> _EXERCISE PROMPT_
Please turn the lines of each row below into a numbered list, skipping any blank lines. Leave the pictures out of your answer.
** START DATA SHOWN **
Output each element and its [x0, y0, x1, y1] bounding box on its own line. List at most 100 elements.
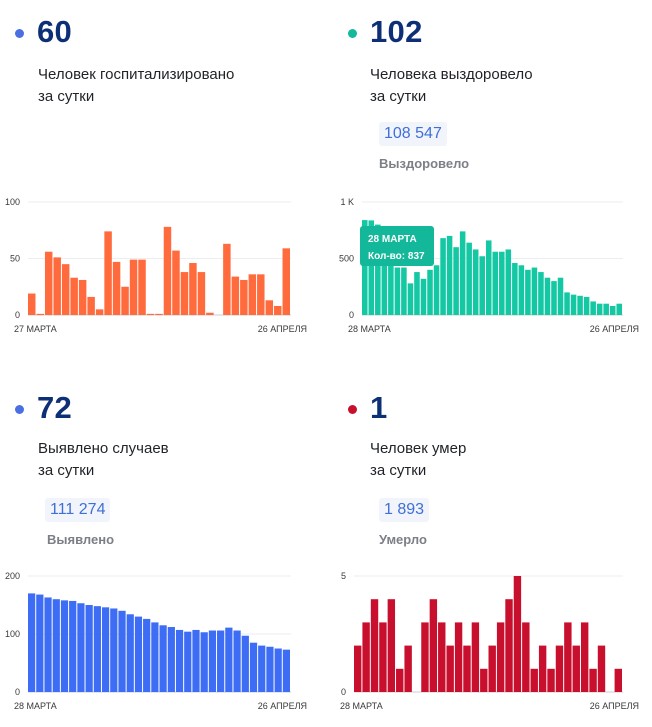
- bar[interactable]: [44, 251, 53, 315]
- bar[interactable]: [589, 668, 597, 692]
- bar[interactable]: [538, 272, 544, 315]
- bar[interactable]: [488, 645, 496, 692]
- bar[interactable]: [530, 668, 538, 692]
- bar[interactable]: [453, 247, 459, 315]
- bar[interactable]: [61, 264, 70, 315]
- bar[interactable]: [421, 622, 429, 692]
- bar[interactable]: [206, 312, 214, 315]
- bar[interactable]: [146, 313, 155, 315]
- bar[interactable]: [60, 600, 69, 692]
- bar[interactable]: [172, 250, 180, 315]
- bar[interactable]: [200, 632, 208, 692]
- bar[interactable]: [217, 630, 225, 692]
- bar[interactable]: [85, 605, 93, 692]
- bar[interactable]: [241, 635, 249, 692]
- bar[interactable]: [104, 231, 112, 315]
- bar[interactable]: [496, 622, 505, 692]
- bar[interactable]: [387, 599, 396, 692]
- bar[interactable]: [225, 627, 233, 692]
- bar[interactable]: [375, 224, 381, 315]
- bar[interactable]: [609, 305, 616, 315]
- bar[interactable]: [438, 622, 446, 692]
- bar[interactable]: [479, 256, 485, 315]
- bar[interactable]: [126, 614, 134, 692]
- bar[interactable]: [603, 303, 609, 315]
- bar[interactable]: [440, 238, 446, 315]
- bar[interactable]: [274, 648, 282, 693]
- bar[interactable]: [184, 631, 192, 692]
- bar[interactable]: [167, 627, 175, 692]
- bar[interactable]: [95, 309, 104, 315]
- bar[interactable]: [433, 265, 440, 315]
- bar[interactable]: [525, 269, 531, 315]
- bar[interactable]: [231, 276, 240, 315]
- bar[interactable]: [189, 263, 197, 315]
- bar[interactable]: [28, 593, 36, 692]
- bar[interactable]: [134, 616, 143, 692]
- bar[interactable]: [282, 649, 290, 692]
- bar[interactable]: [208, 630, 217, 692]
- bar[interactable]: [551, 281, 557, 315]
- bar[interactable]: [69, 600, 77, 692]
- bar[interactable]: [180, 272, 189, 315]
- bar[interactable]: [531, 267, 538, 315]
- bar[interactable]: [112, 261, 121, 315]
- bar[interactable]: [223, 243, 231, 315]
- bar[interactable]: [258, 645, 266, 692]
- bar[interactable]: [163, 226, 172, 315]
- bar[interactable]: [466, 242, 472, 315]
- bar[interactable]: [121, 286, 129, 315]
- bar[interactable]: [499, 251, 505, 315]
- bar[interactable]: [427, 269, 433, 315]
- bar[interactable]: [614, 668, 622, 692]
- bar[interactable]: [404, 645, 412, 692]
- bar[interactable]: [159, 625, 167, 692]
- bar[interactable]: [414, 272, 420, 315]
- bar[interactable]: [36, 313, 44, 315]
- bar[interactable]: [396, 668, 404, 692]
- bar[interactable]: [557, 277, 564, 315]
- bar[interactable]: [538, 645, 547, 692]
- bar[interactable]: [420, 278, 427, 315]
- bar[interactable]: [138, 259, 146, 315]
- bar[interactable]: [580, 622, 589, 692]
- bar[interactable]: [577, 295, 583, 315]
- bar[interactable]: [518, 265, 525, 315]
- bar[interactable]: [480, 668, 488, 692]
- bar[interactable]: [471, 622, 480, 692]
- bar[interactable]: [44, 597, 52, 692]
- bar[interactable]: [459, 231, 466, 315]
- bar[interactable]: [564, 622, 572, 692]
- bar[interactable]: [463, 645, 471, 692]
- bar[interactable]: [512, 263, 518, 315]
- bar[interactable]: [77, 603, 85, 692]
- bar[interactable]: [590, 301, 596, 315]
- bar[interactable]: [547, 668, 555, 692]
- bar[interactable]: [101, 607, 110, 692]
- bar[interactable]: [401, 267, 407, 315]
- bar[interactable]: [240, 279, 248, 315]
- bar[interactable]: [407, 283, 414, 315]
- bar[interactable]: [446, 235, 453, 315]
- bar[interactable]: [265, 300, 274, 315]
- bar[interactable]: [454, 622, 463, 692]
- bar[interactable]: [93, 606, 101, 692]
- bar[interactable]: [492, 251, 499, 315]
- bar[interactable]: [192, 629, 200, 692]
- bar[interactable]: [564, 292, 570, 315]
- bar[interactable]: [175, 629, 184, 692]
- bar[interactable]: [555, 645, 564, 692]
- bar[interactable]: [597, 645, 606, 692]
- bar[interactable]: [248, 274, 257, 315]
- bar[interactable]: [616, 303, 623, 315]
- bar[interactable]: [429, 599, 438, 692]
- bar[interactable]: [370, 599, 379, 692]
- bar[interactable]: [596, 303, 603, 315]
- bar[interactable]: [28, 293, 36, 315]
- bar[interactable]: [381, 229, 388, 315]
- bar[interactable]: [446, 645, 454, 692]
- bar[interactable]: [53, 257, 61, 315]
- bar[interactable]: [570, 294, 577, 315]
- bar[interactable]: [249, 642, 258, 692]
- bar[interactable]: [472, 249, 479, 315]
** END DATA SHOWN **
> _EXERCISE SOLUTION_
1. Output each element and its [x0, y0, x1, y1] bounding box on its own line. List at most 100 elements.
2. - bar[interactable]: [44, 251, 53, 315]
3. - bar[interactable]: [589, 668, 597, 692]
4. - bar[interactable]: [538, 272, 544, 315]
5. - bar[interactable]: [488, 645, 496, 692]
6. - bar[interactable]: [530, 668, 538, 692]
7. - bar[interactable]: [453, 247, 459, 315]
8. - bar[interactable]: [61, 264, 70, 315]
9. - bar[interactable]: [421, 622, 429, 692]
10. - bar[interactable]: [206, 312, 214, 315]
11. - bar[interactable]: [146, 313, 155, 315]
12. - bar[interactable]: [60, 600, 69, 692]
13. - bar[interactable]: [172, 250, 180, 315]
14. - bar[interactable]: [200, 632, 208, 692]
15. - bar[interactable]: [217, 630, 225, 692]
16. - bar[interactable]: [85, 605, 93, 692]
17. - bar[interactable]: [241, 635, 249, 692]
18. - bar[interactable]: [104, 231, 112, 315]
19. - bar[interactable]: [496, 622, 505, 692]
20. - bar[interactable]: [387, 599, 396, 692]
21. - bar[interactable]: [225, 627, 233, 692]
22. - bar[interactable]: [375, 224, 381, 315]
23. - bar[interactable]: [609, 305, 616, 315]
24. - bar[interactable]: [438, 622, 446, 692]
25. - bar[interactable]: [479, 256, 485, 315]
26. - bar[interactable]: [126, 614, 134, 692]
27. - bar[interactable]: [603, 303, 609, 315]
28. - bar[interactable]: [440, 238, 446, 315]
29. - bar[interactable]: [274, 648, 282, 693]
30. - bar[interactable]: [184, 631, 192, 692]
31. - bar[interactable]: [167, 627, 175, 692]
32. - bar[interactable]: [95, 309, 104, 315]
33. - bar[interactable]: [433, 265, 440, 315]
34. - bar[interactable]: [525, 269, 531, 315]
35. - bar[interactable]: [231, 276, 240, 315]
36. - bar[interactable]: [189, 263, 197, 315]
37. - bar[interactable]: [28, 593, 36, 692]
38. - bar[interactable]: [134, 616, 143, 692]
39. - bar[interactable]: [282, 649, 290, 692]
40. - bar[interactable]: [208, 630, 217, 692]
41. - bar[interactable]: [551, 281, 557, 315]
42. - bar[interactable]: [69, 600, 77, 692]
43. - bar[interactable]: [180, 272, 189, 315]
44. - bar[interactable]: [531, 267, 538, 315]
45. - bar[interactable]: [112, 261, 121, 315]
46. - bar[interactable]: [223, 243, 231, 315]
47. - bar[interactable]: [258, 645, 266, 692]
48. - bar[interactable]: [163, 226, 172, 315]
49. - bar[interactable]: [466, 242, 472, 315]
50. - bar[interactable]: [121, 286, 129, 315]
51. - bar[interactable]: [499, 251, 505, 315]
52. - bar[interactable]: [427, 269, 433, 315]
53. - bar[interactable]: [614, 668, 622, 692]
54. - bar[interactable]: [404, 645, 412, 692]
55. - bar[interactable]: [159, 625, 167, 692]
56. - bar[interactable]: [414, 272, 420, 315]
57. - bar[interactable]: [36, 313, 44, 315]
58. - bar[interactable]: [396, 668, 404, 692]
59. - bar[interactable]: [557, 277, 564, 315]
60. - bar[interactable]: [538, 645, 547, 692]
61. - bar[interactable]: [420, 278, 427, 315]
62. - bar[interactable]: [138, 259, 146, 315]
63. - bar[interactable]: [580, 622, 589, 692]
64. - bar[interactable]: [577, 295, 583, 315]
65. - bar[interactable]: [518, 265, 525, 315]
66. - bar[interactable]: [480, 668, 488, 692]
67. - bar[interactable]: [471, 622, 480, 692]
68. - bar[interactable]: [44, 597, 52, 692]
69. - bar[interactable]: [459, 231, 466, 315]
70. - bar[interactable]: [564, 622, 572, 692]
71. - bar[interactable]: [463, 645, 471, 692]
72. - bar[interactable]: [512, 263, 518, 315]
73. - bar[interactable]: [77, 603, 85, 692]
74. - bar[interactable]: [590, 301, 596, 315]
75. - bar[interactable]: [547, 668, 555, 692]
76. - bar[interactable]: [101, 607, 110, 692]
77. - bar[interactable]: [401, 267, 407, 315]
78. - bar[interactable]: [240, 279, 248, 315]
79. - bar[interactable]: [407, 283, 414, 315]
80. - bar[interactable]: [446, 235, 453, 315]
81. - bar[interactable]: [265, 300, 274, 315]
82. - bar[interactable]: [454, 622, 463, 692]
83. - bar[interactable]: [93, 606, 101, 692]
84. - bar[interactable]: [492, 251, 499, 315]
85. - bar[interactable]: [192, 629, 200, 692]
86. - bar[interactable]: [564, 292, 570, 315]
87. - bar[interactable]: [175, 629, 184, 692]
88. - bar[interactable]: [555, 645, 564, 692]
89. - bar[interactable]: [597, 645, 606, 692]
90. - bar[interactable]: [248, 274, 257, 315]
91. - bar[interactable]: [616, 303, 623, 315]
92. - bar[interactable]: [429, 599, 438, 692]
93. - bar[interactable]: [370, 599, 379, 692]
94. - bar[interactable]: [596, 303, 603, 315]
95. - bar[interactable]: [28, 293, 36, 315]
96. - bar[interactable]: [381, 229, 388, 315]
97. - bar[interactable]: [446, 645, 454, 692]
98. - bar[interactable]: [53, 257, 61, 315]
99. - bar[interactable]: [570, 294, 577, 315]
100. - bar[interactable]: [249, 642, 258, 692]
101. - bar[interactable]: [472, 249, 479, 315]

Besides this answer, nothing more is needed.